◆ Work to do
Repeat every record below exactly as it appears.

◆ Dataset entries
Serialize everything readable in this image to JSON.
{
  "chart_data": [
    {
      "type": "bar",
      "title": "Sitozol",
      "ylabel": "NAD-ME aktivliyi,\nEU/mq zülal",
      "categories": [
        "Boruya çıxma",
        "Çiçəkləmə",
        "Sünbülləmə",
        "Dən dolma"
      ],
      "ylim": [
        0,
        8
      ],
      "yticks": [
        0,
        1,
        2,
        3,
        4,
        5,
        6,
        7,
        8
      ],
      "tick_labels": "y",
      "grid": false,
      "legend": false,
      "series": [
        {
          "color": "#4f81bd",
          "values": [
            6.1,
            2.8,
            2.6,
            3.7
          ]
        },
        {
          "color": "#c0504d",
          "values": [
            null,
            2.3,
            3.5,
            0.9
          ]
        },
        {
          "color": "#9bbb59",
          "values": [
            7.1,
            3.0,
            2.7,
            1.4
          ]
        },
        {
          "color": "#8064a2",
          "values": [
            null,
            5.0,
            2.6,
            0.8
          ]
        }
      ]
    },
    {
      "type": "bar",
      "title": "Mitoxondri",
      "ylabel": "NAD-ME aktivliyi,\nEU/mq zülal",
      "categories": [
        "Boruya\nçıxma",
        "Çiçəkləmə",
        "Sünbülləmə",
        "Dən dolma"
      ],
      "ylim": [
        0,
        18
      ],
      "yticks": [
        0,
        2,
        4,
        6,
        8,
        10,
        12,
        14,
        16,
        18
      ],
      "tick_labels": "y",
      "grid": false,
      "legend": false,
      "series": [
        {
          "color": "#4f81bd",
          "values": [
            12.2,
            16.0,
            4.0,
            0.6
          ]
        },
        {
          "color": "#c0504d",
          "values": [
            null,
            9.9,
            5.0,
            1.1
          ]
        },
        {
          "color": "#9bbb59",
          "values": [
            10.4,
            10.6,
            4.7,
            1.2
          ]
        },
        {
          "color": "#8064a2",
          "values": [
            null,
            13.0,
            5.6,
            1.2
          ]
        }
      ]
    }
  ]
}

◆ Final result
Serialize everything readable in this image to JSON.
{
  "chart_data": [
    {
      "type": "bar",
      "title": "Sitozol",
      "ylabel": "NAD-ME aktivliyi,\nEU/mq zülal",
      "categories": [
        "Boruya çıxma",
        "Çiçəkləmə",
        "Sünbülləmə",
        "Dən dolma"
      ],
      "ylim": [
        0,
        8
      ],
      "yticks": [
        0,
        1,
        2,
        3,
        4,
        5,
        6,
        7,
        8
      ],
      "tick_labels": "y",
      "grid": false,
      "legend": false,
      "series": [
        {
          "color": "#4f81bd",
          "values": [
            6.1,
            2.8,
            2.6,
            3.7
          ]
        },
        {
          "color": "#c0504d",
          "values": [
            null,
            2.3,
            3.5,
            0.9
          ]
        },
        {
          "color": "#9bbb59",
          "values": [
            7.1,
            3.0,
            2.7,
            1.4
          ]
        },
        {
          "color": "#8064a2",
          "values": [
            null,
            5.0,
            2.6,
            0.8
          ]
        }
      ]
    },
    {
      "type": "bar",
      "title": "Mitoxondri",
      "ylabel": "NAD-ME aktivliyi,\nEU/mq zülal",
      "categories": [
        "Boruya\nçıxma",
        "Çiçəkləmə",
        "Sünbülləmə",
        "Dən dolma"
      ],
      "ylim": [
        0,
        18
      ],
      "yticks": [
        0,
        2,
        4,
        6,
        8,
        10,
        12,
        14,
        16,
        18
      ],
      "tick_labels": "y",
      "grid": false,
      "legend": false,
      "series": [
        {
          "color": "#4f81bd",
          "values": [
            12.2,
            16.0,
            4.0,
            0.6
          ]
        },
        {
          "color": "#c0504d",
          "values": [
            null,
            9.9,
            5.0,
            1.1
          ]
        },
        {
          "color": "#9bbb59",
          "values": [
            10.4,
            10.6,
            4.7,
            1.2
          ]
        },
        {
          "color": "#8064a2",
          "values": [
            null,
            13.0,
            5.6,
            1.2
          ]
        }
      ]
    }
  ]
}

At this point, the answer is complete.